Tarefas a realizar =
1: Cite literalmente a parte do excerto que abre com as palavras "A tempestade fez-se" e fecha com "Como desapareceu mesmo.".
2: Indique se cada afirmação concorda com o excerto, respondendo sim ou não e citando as palavras exatas do excerto que o decidem: (a) Quem narra trabalha no mesmo local há mais de dez anos. (b) O raio caiu perto, deste lado. (c) Depois da saída dos colegas, as amizades terminaram.

Excerto =
A tempestade fez-se anunciar no ano anterior. Um raio caiu lá longe, na Patagónia, mas a chuva foi forte deste lado. À minha volta deixou de haver sorrisos ou piadas. Só tristeza. E eu sem saber o que fazer para acudir a tanta dor. Tanta dor e um pressentimento cada vez mais forte de que algo iria mudar, de que uma era terminava ali, nos últimos dias de 2006. De que tínhamos de aproveitar ao máximo aquela réstia de passado, antes que desaparecesse. Como desapareceu mesmo.
2007. Um a um, os meus amigos que eram também meus colegas abandonaram as suas cadeiras e foram-se embora (e os que não foram de facto, acabaram também se afastando por uma série de outras razões). Que bom para eles, desejo-lhes o melhor do mundo, mas foram-se embora, deixaram de estar ali de manhã para me dar bom dia, para conversar comigo, para me aturarem, para partilharem, para protestarmos juntos, para trabalharmos (e é tão bom trabalhar com pessoas que são também nossas amigas), para me darem alento. Foram-se embora e eu perdoo-lhes porque fizeram bem em ir, porque gosto de os ver felizes, porque, no fundo, sei que fizeram o que tinham de fazer. Mas, por outro lado, como posso perdoar a quem me deixa tão só e me faz ter tanta saudade? Trabalho ali há mais de dez anos e nunca me tinha sentido assim tão sozinha, tão abandonada. Chego de um fim de semana e quero contar a última novidade do meu filho. Mas a quem? Morro de angústia e olho para o lado, percorro as cadeiras à procura de alguém com quem desabafar e acabo por engolir em seco e seguir em frente. Claro que a amizade continua, e a gente até continua a falar e a ver-se e a telefonar, combinamos jantares, marcamos encontros. Mas eu já tinha amigos desses, eu queria era ter amigos ali ao lado, para dar a mão por baixo da secretária, para pedir colo a meio da tarde, para irmos juntas chorar para a casa-de-banho, para pedir socorro só com o olhar, para perder tempo em conversas de nada, um vestido novo, o meu vizinho que faz barulho, o episódio de ontem à noite, sabem? Procuro novos amigos, encontro algumas empatias, re-encontro pessoas com quem já há muito não falava. A coisa faz-se, tem de ser. Mas lá que custa, custa.

Registos =

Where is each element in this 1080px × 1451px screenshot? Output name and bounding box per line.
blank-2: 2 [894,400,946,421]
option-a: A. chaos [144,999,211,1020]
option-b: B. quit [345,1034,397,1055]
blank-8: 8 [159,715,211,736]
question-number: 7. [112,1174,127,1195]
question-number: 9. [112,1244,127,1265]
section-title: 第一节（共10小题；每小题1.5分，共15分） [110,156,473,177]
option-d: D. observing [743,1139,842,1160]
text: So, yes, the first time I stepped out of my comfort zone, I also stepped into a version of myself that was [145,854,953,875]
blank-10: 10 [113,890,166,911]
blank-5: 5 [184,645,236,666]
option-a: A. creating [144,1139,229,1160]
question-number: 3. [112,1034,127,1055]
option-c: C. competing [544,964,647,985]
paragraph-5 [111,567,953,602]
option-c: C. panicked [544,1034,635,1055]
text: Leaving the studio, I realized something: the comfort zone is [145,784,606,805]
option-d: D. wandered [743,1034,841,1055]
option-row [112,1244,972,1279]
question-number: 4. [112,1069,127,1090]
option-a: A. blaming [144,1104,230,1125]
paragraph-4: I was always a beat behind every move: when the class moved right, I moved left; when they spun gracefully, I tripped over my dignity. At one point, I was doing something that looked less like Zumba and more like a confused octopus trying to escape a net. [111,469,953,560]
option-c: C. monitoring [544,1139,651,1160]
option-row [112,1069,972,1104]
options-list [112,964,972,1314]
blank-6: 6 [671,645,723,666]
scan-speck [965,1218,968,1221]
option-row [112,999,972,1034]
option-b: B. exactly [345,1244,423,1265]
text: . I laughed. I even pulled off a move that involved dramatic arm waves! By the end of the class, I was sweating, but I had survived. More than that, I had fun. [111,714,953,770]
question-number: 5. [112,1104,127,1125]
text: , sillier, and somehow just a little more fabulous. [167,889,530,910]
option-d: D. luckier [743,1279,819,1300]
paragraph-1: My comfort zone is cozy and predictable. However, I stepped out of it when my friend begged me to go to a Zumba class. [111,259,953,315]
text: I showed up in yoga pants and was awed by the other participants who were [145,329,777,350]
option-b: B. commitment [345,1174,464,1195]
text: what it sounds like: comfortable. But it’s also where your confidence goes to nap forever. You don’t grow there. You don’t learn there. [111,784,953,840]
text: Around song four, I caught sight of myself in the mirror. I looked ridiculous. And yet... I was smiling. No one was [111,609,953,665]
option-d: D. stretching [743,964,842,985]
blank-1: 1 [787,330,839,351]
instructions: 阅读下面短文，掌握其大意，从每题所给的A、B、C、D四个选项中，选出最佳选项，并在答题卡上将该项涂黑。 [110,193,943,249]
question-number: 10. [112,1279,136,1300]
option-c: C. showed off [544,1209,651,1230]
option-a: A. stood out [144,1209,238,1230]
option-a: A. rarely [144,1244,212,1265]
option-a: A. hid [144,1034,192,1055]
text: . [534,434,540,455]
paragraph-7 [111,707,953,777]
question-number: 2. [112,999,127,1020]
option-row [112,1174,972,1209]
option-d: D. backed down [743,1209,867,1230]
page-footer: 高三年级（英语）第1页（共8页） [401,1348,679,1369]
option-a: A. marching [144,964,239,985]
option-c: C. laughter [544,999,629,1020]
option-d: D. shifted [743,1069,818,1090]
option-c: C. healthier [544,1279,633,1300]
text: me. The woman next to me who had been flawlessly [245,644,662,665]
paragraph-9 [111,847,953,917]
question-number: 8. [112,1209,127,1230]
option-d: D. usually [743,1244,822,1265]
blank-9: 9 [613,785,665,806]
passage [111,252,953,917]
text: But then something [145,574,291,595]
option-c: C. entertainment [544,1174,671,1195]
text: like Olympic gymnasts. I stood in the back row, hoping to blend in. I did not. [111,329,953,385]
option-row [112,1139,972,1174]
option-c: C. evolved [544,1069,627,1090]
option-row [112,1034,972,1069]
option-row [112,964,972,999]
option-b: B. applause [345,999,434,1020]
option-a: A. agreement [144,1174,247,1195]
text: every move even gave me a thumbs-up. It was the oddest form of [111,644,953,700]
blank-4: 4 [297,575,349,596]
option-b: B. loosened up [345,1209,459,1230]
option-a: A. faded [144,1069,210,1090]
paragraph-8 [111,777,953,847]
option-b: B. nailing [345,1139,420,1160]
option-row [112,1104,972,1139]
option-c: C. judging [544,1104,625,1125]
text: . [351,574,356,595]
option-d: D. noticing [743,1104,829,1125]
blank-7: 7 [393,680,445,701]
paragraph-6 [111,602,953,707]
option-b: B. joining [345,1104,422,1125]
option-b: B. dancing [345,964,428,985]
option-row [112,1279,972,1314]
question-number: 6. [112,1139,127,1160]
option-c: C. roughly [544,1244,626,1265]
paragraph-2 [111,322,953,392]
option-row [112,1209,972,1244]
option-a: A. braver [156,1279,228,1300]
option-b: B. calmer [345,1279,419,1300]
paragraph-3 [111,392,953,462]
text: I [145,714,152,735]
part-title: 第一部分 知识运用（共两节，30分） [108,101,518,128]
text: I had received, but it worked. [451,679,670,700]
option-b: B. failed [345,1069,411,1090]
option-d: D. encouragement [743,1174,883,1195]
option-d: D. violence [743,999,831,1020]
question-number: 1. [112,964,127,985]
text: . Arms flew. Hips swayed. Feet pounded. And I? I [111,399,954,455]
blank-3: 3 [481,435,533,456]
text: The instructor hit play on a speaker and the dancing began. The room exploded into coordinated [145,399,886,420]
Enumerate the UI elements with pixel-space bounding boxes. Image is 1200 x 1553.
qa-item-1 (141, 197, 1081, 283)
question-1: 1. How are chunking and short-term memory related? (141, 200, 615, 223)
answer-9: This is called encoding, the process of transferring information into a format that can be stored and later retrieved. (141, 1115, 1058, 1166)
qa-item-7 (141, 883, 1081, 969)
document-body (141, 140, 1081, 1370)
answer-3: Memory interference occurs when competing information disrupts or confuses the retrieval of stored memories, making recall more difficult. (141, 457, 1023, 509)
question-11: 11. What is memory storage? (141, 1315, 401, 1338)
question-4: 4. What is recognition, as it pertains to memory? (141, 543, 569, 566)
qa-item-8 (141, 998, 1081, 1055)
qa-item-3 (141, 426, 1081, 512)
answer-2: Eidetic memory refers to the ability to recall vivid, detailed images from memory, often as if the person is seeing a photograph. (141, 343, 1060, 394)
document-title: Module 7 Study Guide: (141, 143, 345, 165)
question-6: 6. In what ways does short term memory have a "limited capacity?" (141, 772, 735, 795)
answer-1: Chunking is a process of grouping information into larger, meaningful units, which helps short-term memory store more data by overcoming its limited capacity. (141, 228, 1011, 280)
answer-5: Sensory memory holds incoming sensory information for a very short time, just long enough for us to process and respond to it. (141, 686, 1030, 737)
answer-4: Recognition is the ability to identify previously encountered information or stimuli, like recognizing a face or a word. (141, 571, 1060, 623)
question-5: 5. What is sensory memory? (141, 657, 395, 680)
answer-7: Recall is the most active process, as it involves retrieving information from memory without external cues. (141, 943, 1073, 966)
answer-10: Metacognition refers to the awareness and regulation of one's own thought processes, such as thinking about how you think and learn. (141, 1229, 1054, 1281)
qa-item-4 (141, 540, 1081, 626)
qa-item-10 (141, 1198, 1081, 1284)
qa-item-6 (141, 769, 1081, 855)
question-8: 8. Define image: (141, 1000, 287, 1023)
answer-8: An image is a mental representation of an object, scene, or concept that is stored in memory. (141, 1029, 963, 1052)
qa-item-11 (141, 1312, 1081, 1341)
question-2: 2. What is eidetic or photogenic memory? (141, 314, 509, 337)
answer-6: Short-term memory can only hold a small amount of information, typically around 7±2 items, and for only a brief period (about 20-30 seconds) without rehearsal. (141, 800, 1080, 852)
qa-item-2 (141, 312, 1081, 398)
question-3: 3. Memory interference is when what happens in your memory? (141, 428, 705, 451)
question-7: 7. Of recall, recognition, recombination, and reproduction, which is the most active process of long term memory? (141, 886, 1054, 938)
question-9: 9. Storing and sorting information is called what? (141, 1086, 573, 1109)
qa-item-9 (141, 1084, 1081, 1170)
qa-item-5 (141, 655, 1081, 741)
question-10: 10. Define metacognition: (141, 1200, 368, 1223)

Respostas do exercício =
1:
A tempestade fez-se anunciar no ano anterior. Um raio caiu lá longe, na Patagónia, mas a chuva foi forte deste lado. À minha volta deixou de haver sorrisos ou piadas. Só tristeza. E eu sem saber o que fazer para acudir a tanta dor. Tanta dor e um pressentimento cada vez mais forte de que algo iria mudar, de que uma era terminava ali, nos últimos dias de 2006. De que tínhamos de aproveitar ao máximo aquela réstia de passado, antes que desaparecesse. Como desapareceu mesmo.

2:
(a) Sim: "Trabalho ali há mais de dez anos".
(b) Não: "Um raio caiu lá longe, na Patagónia".
(c) Não: "Claro que a amizade continua".